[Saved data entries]
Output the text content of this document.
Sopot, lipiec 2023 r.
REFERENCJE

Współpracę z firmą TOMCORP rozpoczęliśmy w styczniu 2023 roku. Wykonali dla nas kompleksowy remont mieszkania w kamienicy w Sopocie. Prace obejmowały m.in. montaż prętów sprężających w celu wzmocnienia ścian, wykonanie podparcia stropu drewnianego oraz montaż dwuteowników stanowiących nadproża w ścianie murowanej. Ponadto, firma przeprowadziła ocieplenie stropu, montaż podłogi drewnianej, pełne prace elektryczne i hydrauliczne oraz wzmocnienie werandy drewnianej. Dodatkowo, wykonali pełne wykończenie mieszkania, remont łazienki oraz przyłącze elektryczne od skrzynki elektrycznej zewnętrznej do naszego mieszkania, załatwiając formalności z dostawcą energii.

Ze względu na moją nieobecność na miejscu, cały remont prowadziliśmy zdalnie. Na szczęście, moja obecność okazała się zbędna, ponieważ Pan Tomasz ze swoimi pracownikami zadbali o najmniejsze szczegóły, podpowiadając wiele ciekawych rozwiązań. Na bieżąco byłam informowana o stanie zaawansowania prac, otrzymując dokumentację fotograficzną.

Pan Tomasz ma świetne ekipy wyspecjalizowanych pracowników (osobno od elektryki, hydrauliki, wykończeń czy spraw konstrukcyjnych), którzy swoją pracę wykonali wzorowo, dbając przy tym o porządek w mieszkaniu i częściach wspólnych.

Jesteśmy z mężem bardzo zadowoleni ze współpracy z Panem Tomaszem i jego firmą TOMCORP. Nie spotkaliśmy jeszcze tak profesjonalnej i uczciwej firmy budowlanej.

WRITTEN REQUEST: Print out all the entries precisely as written.

COMPLETE OUTPUT:
Output the text content of this document.
Sopot, lipiec 2023 r.
REFERENCJE

Współpracę z firmą TOMCORP rozpoczęliśmy w styczniu 2023 roku. Wykonali dla nas kompleksowy remont mieszkania w kamienicy w Sopocie. Prace obejmowały m.in. montaż prętów sprężających w celu wzmocnienia ścian, wykonanie podparcia stropu drewnianego oraz montaż dwuteowników stanowiących nadproża w ścianie murowanej. Ponadto, firma przeprowadziła ocieplenie stropu, montaż podłogi drewnianej, pełne prace elektryczne i hydrauliczne oraz wzmocnienie werandy drewnianej. Dodatkowo, wykonali pełne wykończenie mieszkania, remont łazienki oraz przyłącze elektryczne od skrzynki elektrycznej zewnętrznej do naszego mieszkania, załatwiając formalności z dostawcą energii.

Ze względu na moją nieobecność na miejscu, cały remont prowadziliśmy zdalnie. Na szczęście, moja obecność okazała się zbędna, ponieważ Pan Tomasz ze swoimi pracownikami zadbali o najmniejsze szczegóły, podpowiadając wiele ciekawych rozwiązań. Na bieżąco byłam informowana o stanie zaawansowania prac, otrzymując dokumentację fotograficzną.

Pan Tomasz ma świetne ekipy wyspecjalizowanych pracowników (osobno od elektryki, hydrauliki, wykończeń czy spraw konstrukcyjnych), którzy swoją pracę wykonali wzorowo, dbając przy tym o porządek w mieszkaniu i częściach wspólnych.

Jesteśmy z mężem bardzo zadowoleni ze współpracy z Panem Tomaszem i jego firmą TOMCORP. Nie spotkaliśmy jeszcze tak profesjonalnej i uczciwej firmy budowlanej.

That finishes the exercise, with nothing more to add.